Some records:

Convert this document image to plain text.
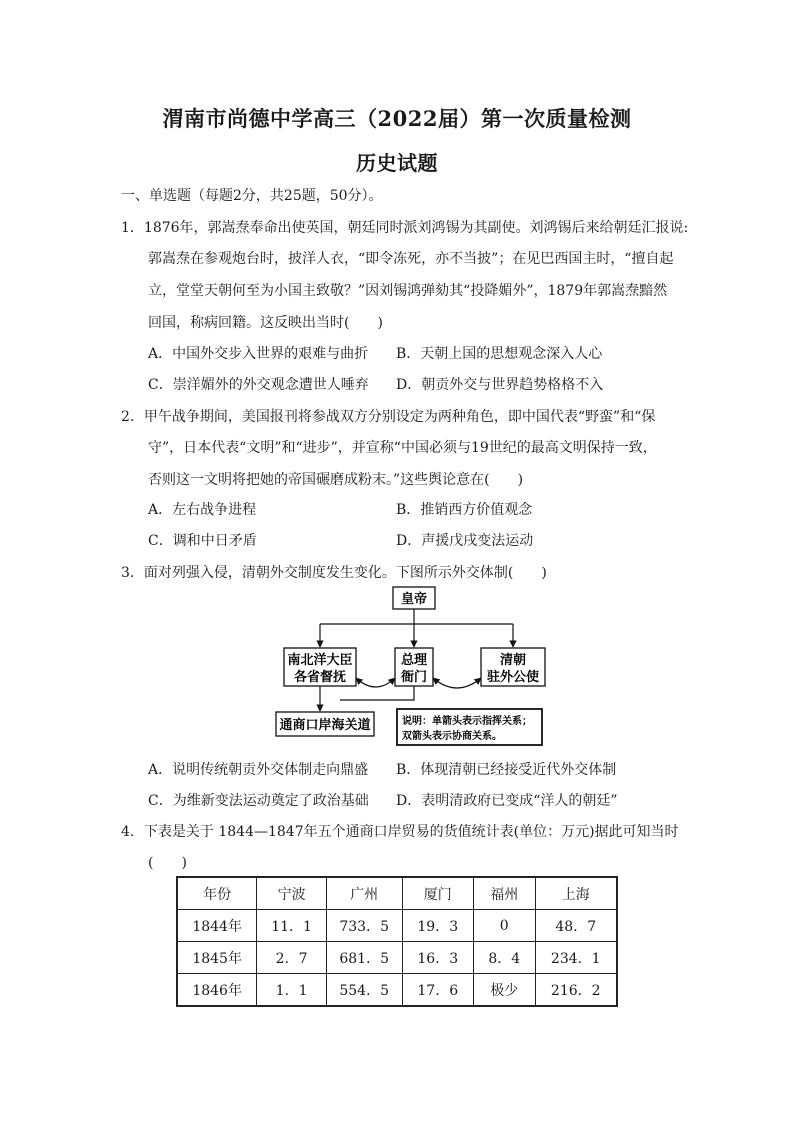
渭南市尚德中学高三（2022届）第一次质量检测
历史试题
一、单选题（每题2分，共25题，50分）。
1．1876年，郭嵩焘奉命出使英国，朝廷同时派刘鸿锡为其副使。刘鸿锡后来给朝廷汇报说:
郭嵩焘在参观炮台时，披洋人衣，“即令冻死，亦不当披”；在见巴西国主时，“擅自起
立，堂堂天朝何至为小国主致敬？”因刘锡鸿弹劾其“投降媚外”，1879年郭嵩焘黯然
回国，称病回籍。这反映出当时(　　)
A．中国外交步入世界的艰难与曲折 B．天朝上国的思想观念深入人心
C．崇洋媚外的外交观念遭世人唾弃 D．朝贡外交与世界趋势格格不入
2．甲午战争期间，美国报刊将参战双方分别设定为两种角色，即中国代表“野蛮”和“保
守”，日本代表“文明”和“进步”，并宣称“中国必须与19世纪的最高文明保持一致，
否则这一文明将把她的帝国碾磨成粉末。”这些舆论意在(　　)
A．左右战争进程	B．推销西方价值观念
C．调和中日矛盾	D．声援戊戌变法运动
3．面对列强入侵，清朝外交制度发生变化。下图所示外交体制(　　)
皇帝
南北洋大臣
各省督抚
总理
衙门
清朝
驻外公使
通商口岸海关道	说明：单箭头表示指挥关系；
双箭头表示协商关系。
A．说明传统朝贡外交体制走向鼎盛 B．体现清朝已经接受近代外交体制
C．为维新变法运动奠定了政治基础 D．表明清政府已变成“洋人的朝廷”
4．下表是关于 1844—1847年五个通商口岸贸易的货值统计表(单位：万元)据此可知当时
(　　)
年份	宁波	广州	厦门	福州	上海
1844年	11．1	733．5	19．3	0	48．7
1845年	2．7	681．5	16．3	8．4	234．1
1846年	1．1	554．5	17．6	极少	216．2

■ **THE EXERCISE**
Ignore the images and quote every line of the listing exactly.

■ **CORRECT RESPONSE**
Convert this document image to plain text.
渭南市尚德中学高三（2022届）第一次质量检测
历史试题
一、单选题（每题2分，共25题，50分）。
1．1876年，郭嵩焘奉命出使英国，朝廷同时派刘鸿锡为其副使。刘鸿锡后来给朝廷汇报说:
郭嵩焘在参观炮台时，披洋人衣，“即令冻死，亦不当披”；在见巴西国主时，“擅自起
立，堂堂天朝何至为小国主致敬？”因刘锡鸿弹劾其“投降媚外”，1879年郭嵩焘黯然
回国，称病回籍。这反映出当时(　　)
A．中国外交步入世界的艰难与曲折 B．天朝上国的思想观念深入人心
C．崇洋媚外的外交观念遭世人唾弃 D．朝贡外交与世界趋势格格不入
2．甲午战争期间，美国报刊将参战双方分别设定为两种角色，即中国代表“野蛮”和“保
守”，日本代表“文明”和“进步”，并宣称“中国必须与19世纪的最高文明保持一致，
否则这一文明将把她的帝国碾磨成粉末。”这些舆论意在(　　)
A．左右战争进程	B．推销西方价值观念
C．调和中日矛盾	D．声援戊戌变法运动
3．面对列强入侵，清朝外交制度发生变化。下图所示外交体制(　　)
皇帝
南北洋大臣
各省督抚
总理
衙门
清朝
驻外公使
通商口岸海关道	说明：单箭头表示指挥关系；
双箭头表示协商关系。
A．说明传统朝贡外交体制走向鼎盛 B．体现清朝已经接受近代外交体制
C．为维新变法运动奠定了政治基础 D．表明清政府已变成“洋人的朝廷”
4．下表是关于 1844—1847年五个通商口岸贸易的货值统计表(单位：万元)据此可知当时
(　　)
年份	宁波	广州	厦门	福州	上海
1844年	11．1	733．5	19．3	0	48．7
1845年	2．7	681．5	16．3	8．4	234．1
1846年	1．1	554．5	17．6	极少	216．2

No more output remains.